▸ **WHAT IS ASKED**
All records must be quoted exactly. Omit the pictures.
══ SUPPLIED RECORDS ══
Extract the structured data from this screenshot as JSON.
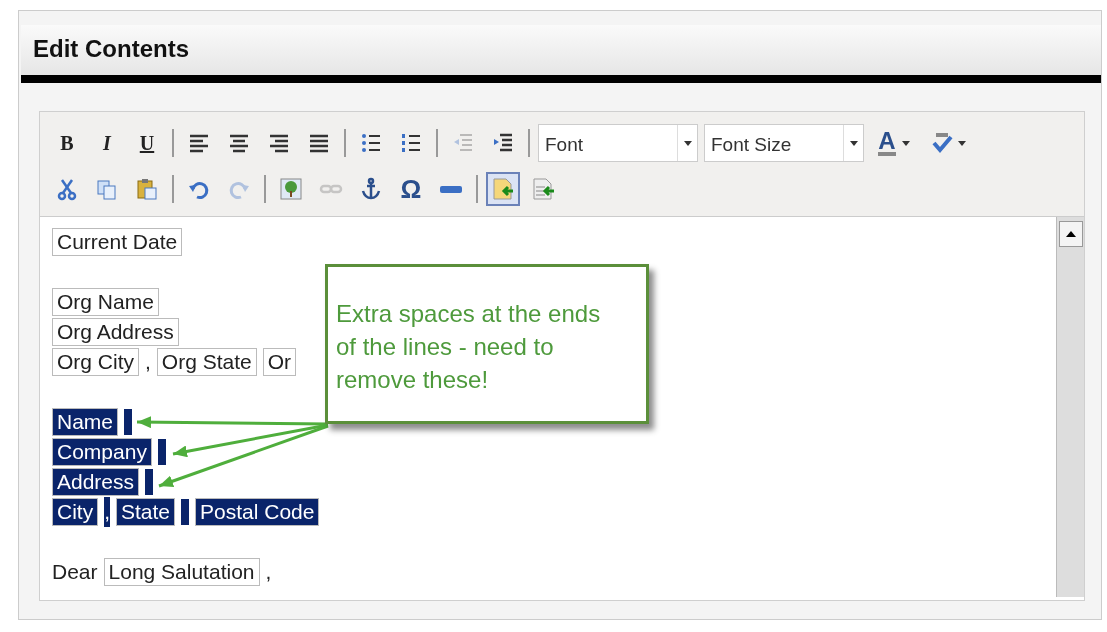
{
  "window": {
    "title": "Edit Contents"
  },
  "toolbar": {
    "rows": [
      [
        {
          "kind": "bold",
          "label": "B"
        },
        {
          "kind": "italic",
          "label": "I"
        },
        {
          "kind": "underline",
          "label": "U"
        },
        {
          "kind": "sep"
        },
        {
          "kind": "align-left"
        },
        {
          "kind": "align-center"
        },
        {
          "kind": "align-right"
        },
        {
          "kind": "justify"
        },
        {
          "kind": "sep"
        },
        {
          "kind": "bullets"
        },
        {
          "kind": "numbers"
        },
        {
          "kind": "sep"
        },
        {
          "kind": "outdent",
          "disabled": true
        },
        {
          "kind": "indent",
          "disabled": false
        },
        {
          "kind": "sep"
        },
        {
          "kind": "select",
          "label": "Font"
        },
        {
          "kind": "select",
          "label": "Font Size"
        },
        {
          "kind": "color",
          "label": "A"
        },
        {
          "kind": "spell"
        }
      ],
      [
        {
          "kind": "cut"
        },
        {
          "kind": "copy"
        },
        {
          "kind": "paste"
        },
        {
          "kind": "sep"
        },
        {
          "kind": "undo",
          "disabled": false
        },
        {
          "kind": "redo",
          "disabled": true
        },
        {
          "kind": "sep"
        },
        {
          "kind": "image"
        },
        {
          "kind": "link",
          "disabled": true
        },
        {
          "kind": "anchor"
        },
        {
          "kind": "symbol",
          "label": "Ω"
        },
        {
          "kind": "rule"
        },
        {
          "kind": "sep"
        },
        {
          "kind": "source",
          "selected": true
        },
        {
          "kind": "template",
          "selected": false
        }
      ]
    ]
  },
  "content": {
    "paragraphs": [
      [
        [
          {
            "kind": "field",
            "text": "Current Date",
            "selected": false
          }
        ]
      ],
      [
        [
          {
            "kind": "field",
            "text": "Org Name",
            "selected": false
          }
        ],
        [
          {
            "kind": "field",
            "text": "Org Address",
            "selected": false
          }
        ],
        [
          {
            "kind": "field",
            "text": "Org City",
            "selected": false
          },
          {
            "kind": "text",
            "text": ",",
            "selected": false
          },
          {
            "kind": "field",
            "text": "Org State",
            "selected": false
          },
          {
            "kind": "field",
            "text": "Or",
            "selected": false
          }
        ]
      ],
      [
        [
          {
            "kind": "field",
            "text": "Name",
            "selected": true
          },
          {
            "kind": "space",
            "selected": true
          }
        ],
        [
          {
            "kind": "field",
            "text": "Company",
            "selected": true
          },
          {
            "kind": "space",
            "selected": true
          }
        ],
        [
          {
            "kind": "field",
            "text": "Address",
            "selected": true
          },
          {
            "kind": "space",
            "selected": true
          }
        ],
        [
          {
            "kind": "field",
            "text": "City",
            "selected": true
          },
          {
            "kind": "text",
            "text": ",",
            "selected": true
          },
          {
            "kind": "field",
            "text": "State",
            "selected": true
          },
          {
            "kind": "space",
            "selected": true
          },
          {
            "kind": "field",
            "text": "Postal Code",
            "selected": true
          }
        ]
      ],
      [
        [
          {
            "kind": "text",
            "text": "Dear",
            "selected": false
          },
          {
            "kind": "field",
            "text": "Long Salutation",
            "selected": false
          },
          {
            "kind": "text",
            "text": ",",
            "selected": false
          }
        ]
      ]
    ]
  },
  "callout": {
    "text": "Extra spaces at the ends of the lines - need to remove these!"
  }
}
═══
▸ **RESULT OF THE EXERCISE**
Extract the structured data from this screenshot as JSON.
{
  "window": {
    "title": "Edit Contents"
  },
  "toolbar": {
    "rows": [
      [
        {
          "kind": "bold",
          "label": "B"
        },
        {
          "kind": "italic",
          "label": "I"
        },
        {
          "kind": "underline",
          "label": "U"
        },
        {
          "kind": "sep"
        },
        {
          "kind": "align-left"
        },
        {
          "kind": "align-center"
        },
        {
          "kind": "align-right"
        },
        {
          "kind": "justify"
        },
        {
          "kind": "sep"
        },
        {
          "kind": "bullets"
        },
        {
          "kind": "numbers"
        },
        {
          "kind": "sep"
        },
        {
          "kind": "outdent",
          "disabled": true
        },
        {
          "kind": "indent",
          "disabled": false
        },
        {
          "kind": "sep"
        },
        {
          "kind": "select",
          "label": "Font"
        },
        {
          "kind": "select",
          "label": "Font Size"
        },
        {
          "kind": "color",
          "label": "A"
        },
        {
          "kind": "spell"
        }
      ],
      [
        {
          "kind": "cut"
        },
        {
          "kind": "copy"
        },
        {
          "kind": "paste"
        },
        {
          "kind": "sep"
        },
        {
          "kind": "undo",
          "disabled": false
        },
        {
          "kind": "redo",
          "disabled": true
        },
        {
          "kind": "sep"
        },
        {
          "kind": "image"
        },
        {
          "kind": "link",
          "disabled": true
        },
        {
          "kind": "anchor"
        },
        {
          "kind": "symbol",
          "label": "Ω"
        },
        {
          "kind": "rule"
        },
        {
          "kind": "sep"
        },
        {
          "kind": "source",
          "selected": true
        },
        {
          "kind": "template",
          "selected": false
        }
      ]
    ]
  },
  "content": {
    "paragraphs": [
      [
        [
          {
            "kind": "field",
            "text": "Current Date",
            "selected": false
          }
        ]
      ],
      [
        [
          {
            "kind": "field",
            "text": "Org Name",
            "selected": false
          }
        ],
        [
          {
            "kind": "field",
            "text": "Org Address",
            "selected": false
          }
        ],
        [
          {
            "kind": "field",
            "text": "Org City",
            "selected": false
          },
          {
            "kind": "text",
            "text": ",",
            "selected": false
          },
          {
            "kind": "field",
            "text": "Org State",
            "selected": false
          },
          {
            "kind": "field",
            "text": "Or",
            "selected": false
          }
        ]
      ],
      [
        [
          {
            "kind": "field",
            "text": "Name",
            "selected": true
          },
          {
            "kind": "space",
            "selected": true
          }
        ],
        [
          {
            "kind": "field",
            "text": "Company",
            "selected": true
          },
          {
            "kind": "space",
            "selected": true
          }
        ],
        [
          {
            "kind": "field",
            "text": "Address",
            "selected": true
          },
          {
            "kind": "space",
            "selected": true
          }
        ],
        [
          {
            "kind": "field",
            "text": "City",
            "selected": true
          },
          {
            "kind": "text",
            "text": ",",
            "selected": true
          },
          {
            "kind": "field",
            "text": "State",
            "selected": true
          },
          {
            "kind": "space",
            "selected": true
          },
          {
            "kind": "field",
            "text": "Postal Code",
            "selected": true
          }
        ]
      ],
      [
        [
          {
            "kind": "text",
            "text": "Dear",
            "selected": false
          },
          {
            "kind": "field",
            "text": "Long Salutation",
            "selected": false
          },
          {
            "kind": "text",
            "text": ",",
            "selected": false
          }
        ]
      ]
    ]
  },
  "callout": {
    "text": "Extra spaces at the ends of the lines - need to remove these!"
  }
}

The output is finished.